[Figure data in JSON]
** Start **
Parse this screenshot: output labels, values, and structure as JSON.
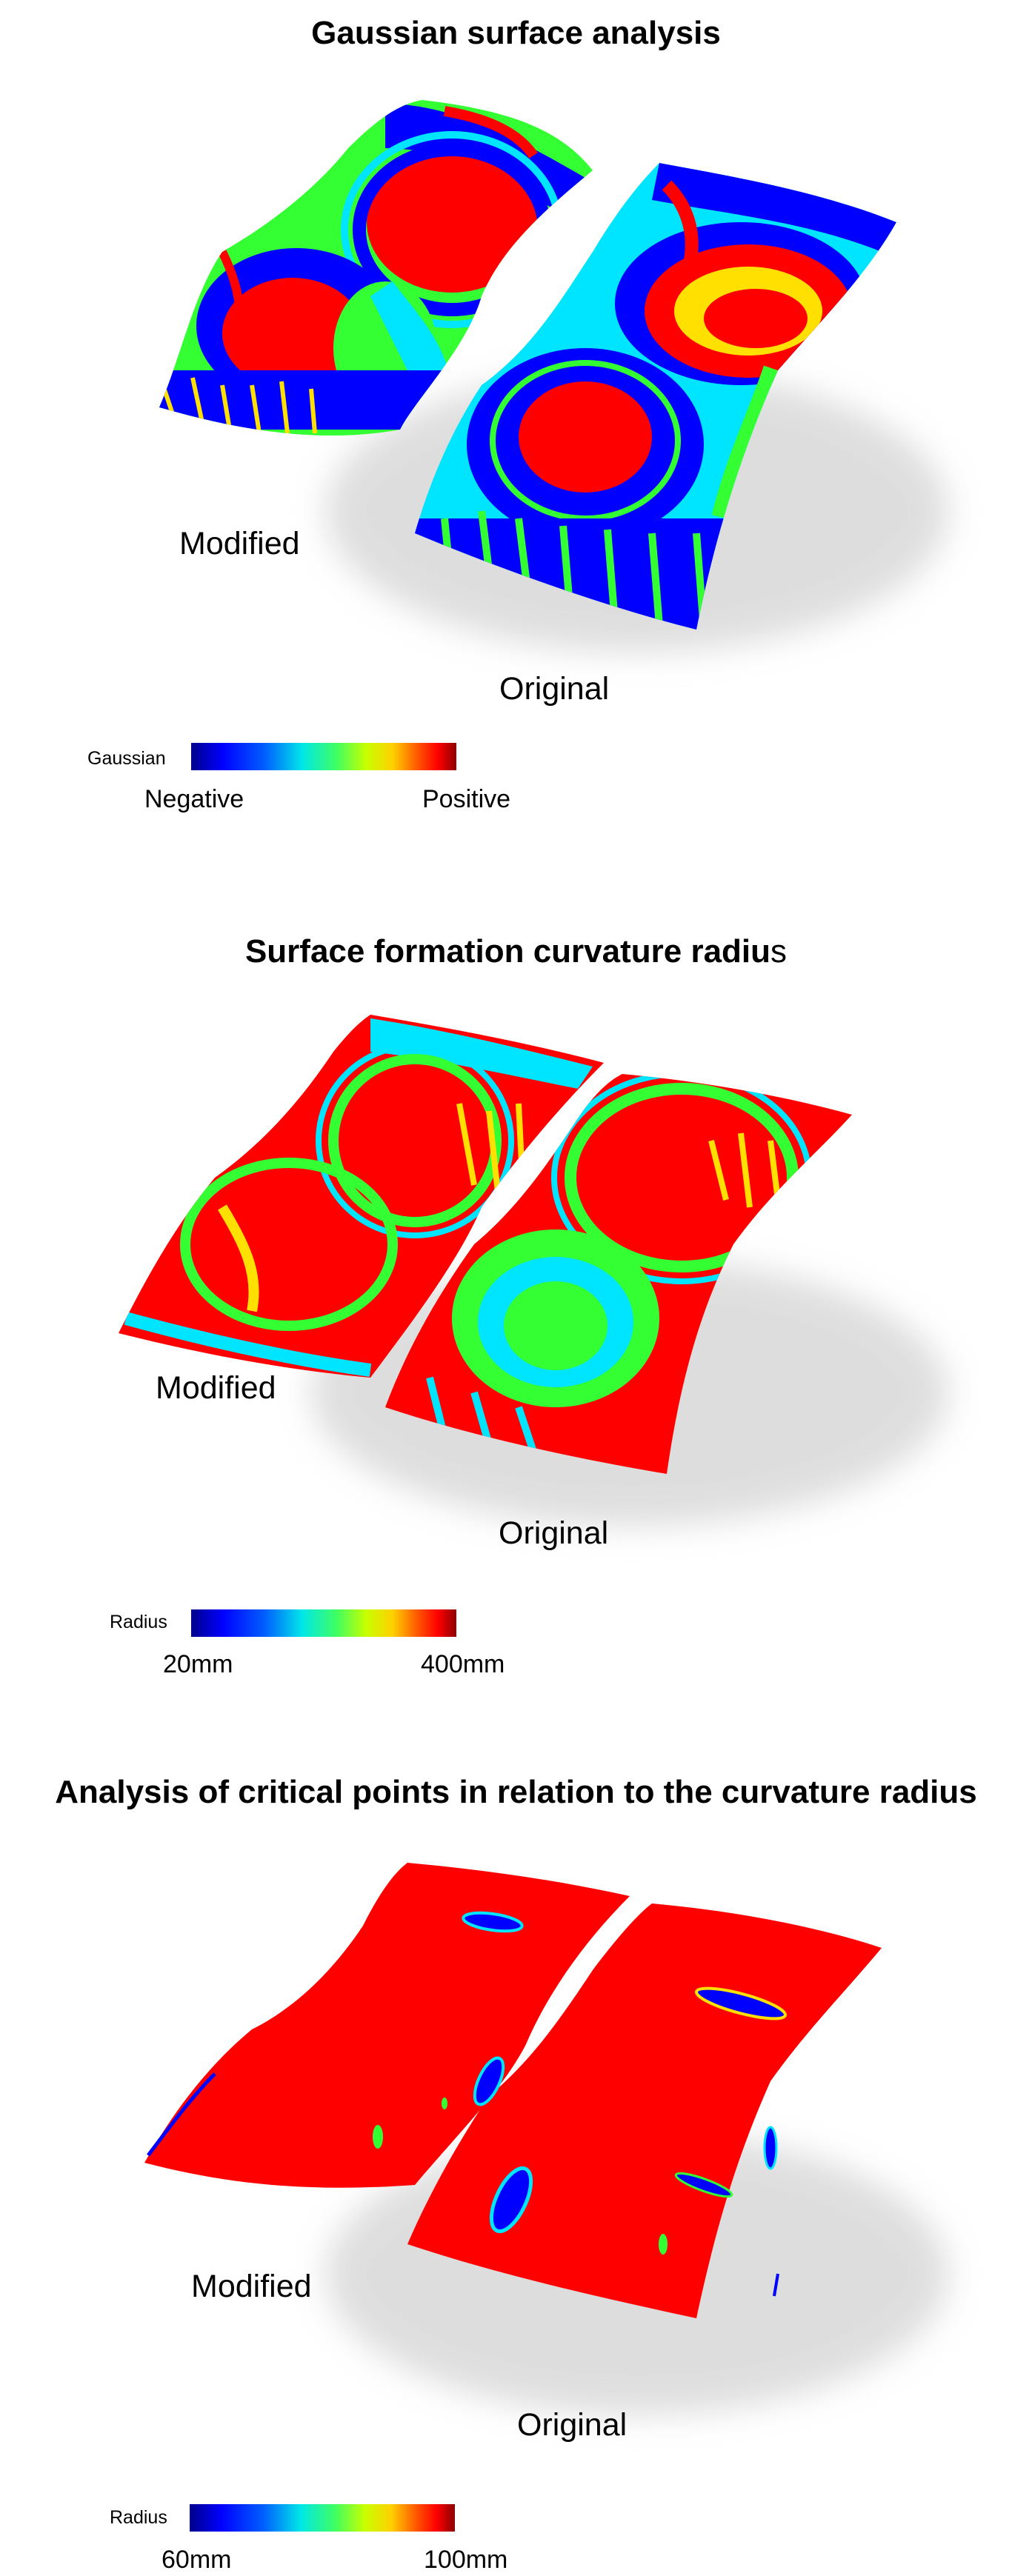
{
  "sections": [
    {
      "title": "Gaussian surface analysis",
      "title_tail": "",
      "label_left": "Modified",
      "label_right": "Original",
      "legend": {
        "label": "Gaussian",
        "min": "Negative",
        "max": "Positive"
      }
    },
    {
      "title": "Surface formation curvature radiu",
      "title_tail": "s",
      "label_left": "Modified",
      "label_right": "Original",
      "legend": {
        "label": "Radius",
        "min": "20mm",
        "max": "400mm"
      }
    },
    {
      "title": "Analysis of critical points in relation to the curvature radius",
      "title_tail": "",
      "label_left": "Modified",
      "label_right": "Original",
      "legend": {
        "label": "Radius",
        "min": "60mm",
        "max": "100mm"
      }
    }
  ],
  "colors": {
    "scale": [
      "#00008c",
      "#0000ff",
      "#00e8e8",
      "#40ff60",
      "#ffd000",
      "#ff0000",
      "#8c0000"
    ],
    "red": "#ff0000",
    "blue": "#0000ff",
    "green": "#33ff33",
    "cyan": "#00e5ff",
    "yellow": "#ffe000"
  }
}
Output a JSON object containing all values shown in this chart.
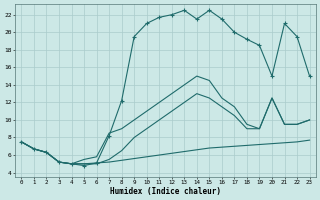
{
  "xlabel": "Humidex (Indice chaleur)",
  "background_color": "#cce8e6",
  "grid_color": "#aacccc",
  "line_color": "#1f6b6b",
  "xlim": [
    -0.5,
    23.5
  ],
  "ylim": [
    3.5,
    23.2
  ],
  "yticks": [
    4,
    6,
    8,
    10,
    12,
    14,
    16,
    18,
    20,
    22
  ],
  "xticks": [
    0,
    1,
    2,
    3,
    4,
    5,
    6,
    7,
    8,
    9,
    10,
    11,
    12,
    13,
    14,
    15,
    16,
    17,
    18,
    19,
    20,
    21,
    22,
    23
  ],
  "curve_main_x": [
    0,
    1,
    2,
    3,
    4,
    5,
    6,
    7,
    8,
    9,
    10,
    11,
    12,
    13,
    14,
    15,
    16,
    17,
    18,
    19,
    20,
    21,
    22,
    23
  ],
  "curve_main_y": [
    7.5,
    6.7,
    6.3,
    5.2,
    5.0,
    4.8,
    5.1,
    8.2,
    12.2,
    19.5,
    21.0,
    21.7,
    22.0,
    22.5,
    21.5,
    22.5,
    21.5,
    20.0,
    19.2,
    18.5,
    15.0,
    21.0,
    19.5,
    15.0
  ],
  "curve_flat_x": [
    0,
    1,
    2,
    3,
    4,
    5,
    6,
    7,
    8,
    9,
    10,
    11,
    12,
    13,
    14,
    15,
    16,
    17,
    18,
    19,
    20,
    21,
    22,
    23
  ],
  "curve_flat_y": [
    7.5,
    6.7,
    6.3,
    5.2,
    5.0,
    5.0,
    5.1,
    5.2,
    5.4,
    5.6,
    5.8,
    6.0,
    6.2,
    6.4,
    6.6,
    6.8,
    6.9,
    7.0,
    7.1,
    7.2,
    7.3,
    7.4,
    7.5,
    7.7
  ],
  "curve_mid_x": [
    0,
    1,
    2,
    3,
    4,
    5,
    6,
    7,
    8,
    9,
    10,
    11,
    12,
    13,
    14,
    15,
    16,
    17,
    18,
    19,
    20,
    21,
    22,
    23
  ],
  "curve_mid_y": [
    7.5,
    6.7,
    6.3,
    5.2,
    5.0,
    5.5,
    5.8,
    8.5,
    9.0,
    10.0,
    11.0,
    12.0,
    13.0,
    14.0,
    15.0,
    14.5,
    12.5,
    11.5,
    9.5,
    9.0,
    12.5,
    9.5,
    9.5,
    10.0
  ],
  "curve_diag_x": [
    0,
    1,
    2,
    3,
    4,
    5,
    6,
    7,
    8,
    9,
    10,
    11,
    12,
    13,
    14,
    15,
    16,
    17,
    18,
    19,
    20,
    21,
    22,
    23
  ],
  "curve_diag_y": [
    7.5,
    6.7,
    6.3,
    5.2,
    5.0,
    5.0,
    5.0,
    5.5,
    6.5,
    8.0,
    9.0,
    10.0,
    11.0,
    12.0,
    13.0,
    12.5,
    11.5,
    10.5,
    9.0,
    9.0,
    12.5,
    9.5,
    9.5,
    10.0
  ]
}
** End **
GOAL OF THE EXERCISE. Write out each entry exactly as given, omitting any picture.

WRITTEN RESPONSE.
Parse this screenshot: output labels, values, and structure as JSON.
{
  "sections": [
    {
      "title": "Gaussian surface analysis",
      "title_tail": "",
      "label_left": "Modified",
      "label_right": "Original",
      "legend": {
        "label": "Gaussian",
        "min": "Negative",
        "max": "Positive"
      }
    },
    {
      "title": "Surface formation curvature radiu",
      "title_tail": "s",
      "label_left": "Modified",
      "label_right": "Original",
      "legend": {
        "label": "Radius",
        "min": "20mm",
        "max": "400mm"
      }
    },
    {
      "title": "Analysis of critical points in relation to the curvature radius",
      "title_tail": "",
      "label_left": "Modified",
      "label_right": "Original",
      "legend": {
        "label": "Radius",
        "min": "60mm",
        "max": "100mm"
      }
    }
  ],
  "colors": {
    "scale": [
      "#00008c",
      "#0000ff",
      "#00e8e8",
      "#40ff60",
      "#ffd000",
      "#ff0000",
      "#8c0000"
    ],
    "red": "#ff0000",
    "blue": "#0000ff",
    "green": "#33ff33",
    "cyan": "#00e5ff",
    "yellow": "#ffe000"
  }
}
Output a JSON object containing all values shown in this chart.
{
  "xlabel": "Humidex (Indice chaleur)",
  "background_color": "#cce8e6",
  "grid_color": "#aacccc",
  "line_color": "#1f6b6b",
  "xlim": [
    -0.5,
    23.5
  ],
  "ylim": [
    3.5,
    23.2
  ],
  "yticks": [
    4,
    6,
    8,
    10,
    12,
    14,
    16,
    18,
    20,
    22
  ],
  "xticks": [
    0,
    1,
    2,
    3,
    4,
    5,
    6,
    7,
    8,
    9,
    10,
    11,
    12,
    13,
    14,
    15,
    16,
    17,
    18,
    19,
    20,
    21,
    22,
    23
  ],
  "curve_main_x": [
    0,
    1,
    2,
    3,
    4,
    5,
    6,
    7,
    8,
    9,
    10,
    11,
    12,
    13,
    14,
    15,
    16,
    17,
    18,
    19,
    20,
    21,
    22,
    23
  ],
  "curve_main_y": [
    7.5,
    6.7,
    6.3,
    5.2,
    5.0,
    4.8,
    5.1,
    8.2,
    12.2,
    19.5,
    21.0,
    21.7,
    22.0,
    22.5,
    21.5,
    22.5,
    21.5,
    20.0,
    19.2,
    18.5,
    15.0,
    21.0,
    19.5,
    15.0
  ],
  "curve_flat_x": [
    0,
    1,
    2,
    3,
    4,
    5,
    6,
    7,
    8,
    9,
    10,
    11,
    12,
    13,
    14,
    15,
    16,
    17,
    18,
    19,
    20,
    21,
    22,
    23
  ],
  "curve_flat_y": [
    7.5,
    6.7,
    6.3,
    5.2,
    5.0,
    5.0,
    5.1,
    5.2,
    5.4,
    5.6,
    5.8,
    6.0,
    6.2,
    6.4,
    6.6,
    6.8,
    6.9,
    7.0,
    7.1,
    7.2,
    7.3,
    7.4,
    7.5,
    7.7
  ],
  "curve_mid_x": [
    0,
    1,
    2,
    3,
    4,
    5,
    6,
    7,
    8,
    9,
    10,
    11,
    12,
    13,
    14,
    15,
    16,
    17,
    18,
    19,
    20,
    21,
    22,
    23
  ],
  "curve_mid_y": [
    7.5,
    6.7,
    6.3,
    5.2,
    5.0,
    5.5,
    5.8,
    8.5,
    9.0,
    10.0,
    11.0,
    12.0,
    13.0,
    14.0,
    15.0,
    14.5,
    12.5,
    11.5,
    9.5,
    9.0,
    12.5,
    9.5,
    9.5,
    10.0
  ],
  "curve_diag_x": [
    0,
    1,
    2,
    3,
    4,
    5,
    6,
    7,
    8,
    9,
    10,
    11,
    12,
    13,
    14,
    15,
    16,
    17,
    18,
    19,
    20,
    21,
    22,
    23
  ],
  "curve_diag_y": [
    7.5,
    6.7,
    6.3,
    5.2,
    5.0,
    5.0,
    5.0,
    5.5,
    6.5,
    8.0,
    9.0,
    10.0,
    11.0,
    12.0,
    13.0,
    12.5,
    11.5,
    10.5,
    9.0,
    9.0,
    12.5,
    9.5,
    9.5,
    10.0
  ]
}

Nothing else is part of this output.